● WHAT YOU NEED TO DO:
Give every entry again, word for word.

● TASK INPUT:
§

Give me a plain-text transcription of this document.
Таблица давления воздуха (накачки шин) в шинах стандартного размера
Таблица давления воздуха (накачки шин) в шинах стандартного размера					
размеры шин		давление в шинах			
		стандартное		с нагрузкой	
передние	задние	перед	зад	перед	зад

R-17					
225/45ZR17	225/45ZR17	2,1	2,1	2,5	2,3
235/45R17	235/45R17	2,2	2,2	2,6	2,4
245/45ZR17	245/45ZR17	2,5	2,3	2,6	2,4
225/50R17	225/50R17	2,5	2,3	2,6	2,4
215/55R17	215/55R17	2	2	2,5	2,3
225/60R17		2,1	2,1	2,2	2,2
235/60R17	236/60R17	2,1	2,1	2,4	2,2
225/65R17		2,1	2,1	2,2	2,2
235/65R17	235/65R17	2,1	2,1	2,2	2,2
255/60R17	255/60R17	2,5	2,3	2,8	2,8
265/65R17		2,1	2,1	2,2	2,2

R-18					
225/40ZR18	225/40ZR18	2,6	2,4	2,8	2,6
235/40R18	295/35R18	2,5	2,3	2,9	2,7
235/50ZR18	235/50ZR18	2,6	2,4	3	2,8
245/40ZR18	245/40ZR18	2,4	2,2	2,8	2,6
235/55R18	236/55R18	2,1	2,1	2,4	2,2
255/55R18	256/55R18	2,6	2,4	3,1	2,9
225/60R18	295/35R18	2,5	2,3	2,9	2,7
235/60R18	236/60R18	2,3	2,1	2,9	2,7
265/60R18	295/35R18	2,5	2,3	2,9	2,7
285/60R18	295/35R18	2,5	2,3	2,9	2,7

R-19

§

● RESULT:
Give me a plain-text transcription of this document.
Таблица давления воздуха (накачки шин) в шинах стандартного размера
Таблица давления воздуха (накачки шин) в шинах стандартного размера					
размеры шин		давление в шинах			
		стандартное		с нагрузкой	
передние	задние	перед	зад	перед	зад

R-17					
225/45ZR17	225/45ZR17	2,1	2,1	2,5	2,3
235/45R17	235/45R17	2,2	2,2	2,6	2,4
245/45ZR17	245/45ZR17	2,5	2,3	2,6	2,4
225/50R17	225/50R17	2,5	2,3	2,6	2,4
215/55R17	215/55R17	2	2	2,5	2,3
225/60R17		2,1	2,1	2,2	2,2
235/60R17	236/60R17	2,1	2,1	2,4	2,2
225/65R17		2,1	2,1	2,2	2,2
235/65R17	235/65R17	2,1	2,1	2,2	2,2
255/60R17	255/60R17	2,5	2,3	2,8	2,8
265/65R17		2,1	2,1	2,2	2,2

R-18					
225/40ZR18	225/40ZR18	2,6	2,4	2,8	2,6
235/40R18	295/35R18	2,5	2,3	2,9	2,7
235/50ZR18	235/50ZR18	2,6	2,4	3	2,8
245/40ZR18	245/40ZR18	2,4	2,2	2,8	2,6
235/55R18	236/55R18	2,1	2,1	2,4	2,2
255/55R18	256/55R18	2,6	2,4	3,1	2,9
225/60R18	295/35R18	2,5	2,3	2,9	2,7
235/60R18	236/60R18	2,3	2,1	2,9	2,7
265/60R18	295/35R18	2,5	2,3	2,9	2,7
285/60R18	295/35R18	2,5	2,3	2,9	2,7

R-19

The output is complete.